Extract the listing in its entirety, keeping each line identical to the original.

● Listed records
-----

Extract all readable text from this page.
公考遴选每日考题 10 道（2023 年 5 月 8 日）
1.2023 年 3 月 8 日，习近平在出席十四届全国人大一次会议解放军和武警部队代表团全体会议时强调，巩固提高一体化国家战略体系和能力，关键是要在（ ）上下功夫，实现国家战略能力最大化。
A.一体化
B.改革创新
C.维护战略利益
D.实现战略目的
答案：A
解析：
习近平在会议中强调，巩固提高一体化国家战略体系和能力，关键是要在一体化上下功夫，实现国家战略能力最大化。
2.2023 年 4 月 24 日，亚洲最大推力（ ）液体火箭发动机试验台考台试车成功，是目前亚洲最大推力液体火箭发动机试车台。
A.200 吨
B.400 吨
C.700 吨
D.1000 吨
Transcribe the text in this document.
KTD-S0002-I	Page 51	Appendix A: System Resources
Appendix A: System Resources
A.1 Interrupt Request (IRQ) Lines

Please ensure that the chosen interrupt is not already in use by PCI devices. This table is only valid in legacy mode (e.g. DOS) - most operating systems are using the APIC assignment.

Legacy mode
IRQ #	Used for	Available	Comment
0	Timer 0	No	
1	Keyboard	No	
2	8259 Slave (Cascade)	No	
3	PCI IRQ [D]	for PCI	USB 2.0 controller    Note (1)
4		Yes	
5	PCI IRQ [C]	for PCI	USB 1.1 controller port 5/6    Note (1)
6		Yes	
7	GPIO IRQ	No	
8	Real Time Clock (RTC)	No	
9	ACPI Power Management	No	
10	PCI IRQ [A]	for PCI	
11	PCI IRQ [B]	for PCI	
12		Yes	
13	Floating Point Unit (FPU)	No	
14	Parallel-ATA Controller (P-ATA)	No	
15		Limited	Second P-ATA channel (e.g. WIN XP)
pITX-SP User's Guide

-----

● Finished task
Extract all readable text from this page.
公考遴选每日考题 10 道（2023 年 5 月 8 日）
1.2023 年 3 月 8 日，习近平在出席十四届全国人大一次会议解放军和武警部队代表团全体会议时强调，巩固提高一体化国家战略体系和能力，关键是要在（ ）上下功夫，实现国家战略能力最大化。
A.一体化
B.改革创新
C.维护战略利益
D.实现战略目的
答案：A
解析：
习近平在会议中强调，巩固提高一体化国家战略体系和能力，关键是要在一体化上下功夫，实现国家战略能力最大化。
2.2023 年 4 月 24 日，亚洲最大推力（ ）液体火箭发动机试验台考台试车成功，是目前亚洲最大推力液体火箭发动机试车台。
A.200 吨
B.400 吨
C.700 吨
D.1000 吨
Transcribe the text in this document.
KTD-S0002-I	Page 51	Appendix A: System Resources
Appendix A: System Resources
A.1 Interrupt Request (IRQ) Lines

Please ensure that the chosen interrupt is not already in use by PCI devices. This table is only valid in legacy mode (e.g. DOS) - most operating systems are using the APIC assignment.

Legacy mode
IRQ #	Used for	Available	Comment
0	Timer 0	No	
1	Keyboard	No	
2	8259 Slave (Cascade)	No	
3	PCI IRQ [D]	for PCI	USB 2.0 controller    Note (1)
4		Yes	
5	PCI IRQ [C]	for PCI	USB 1.1 controller port 5/6    Note (1)
6		Yes	
7	GPIO IRQ	No	
8	Real Time Clock (RTC)	No	
9	ACPI Power Management	No	
10	PCI IRQ [A]	for PCI	
11	PCI IRQ [B]	for PCI	
12		Yes	
13	Floating Point Unit (FPU)	No	
14	Parallel-ATA Controller (P-ATA)	No	
15		Limited	Second P-ATA channel (e.g. WIN XP)
pITX-SP User's Guide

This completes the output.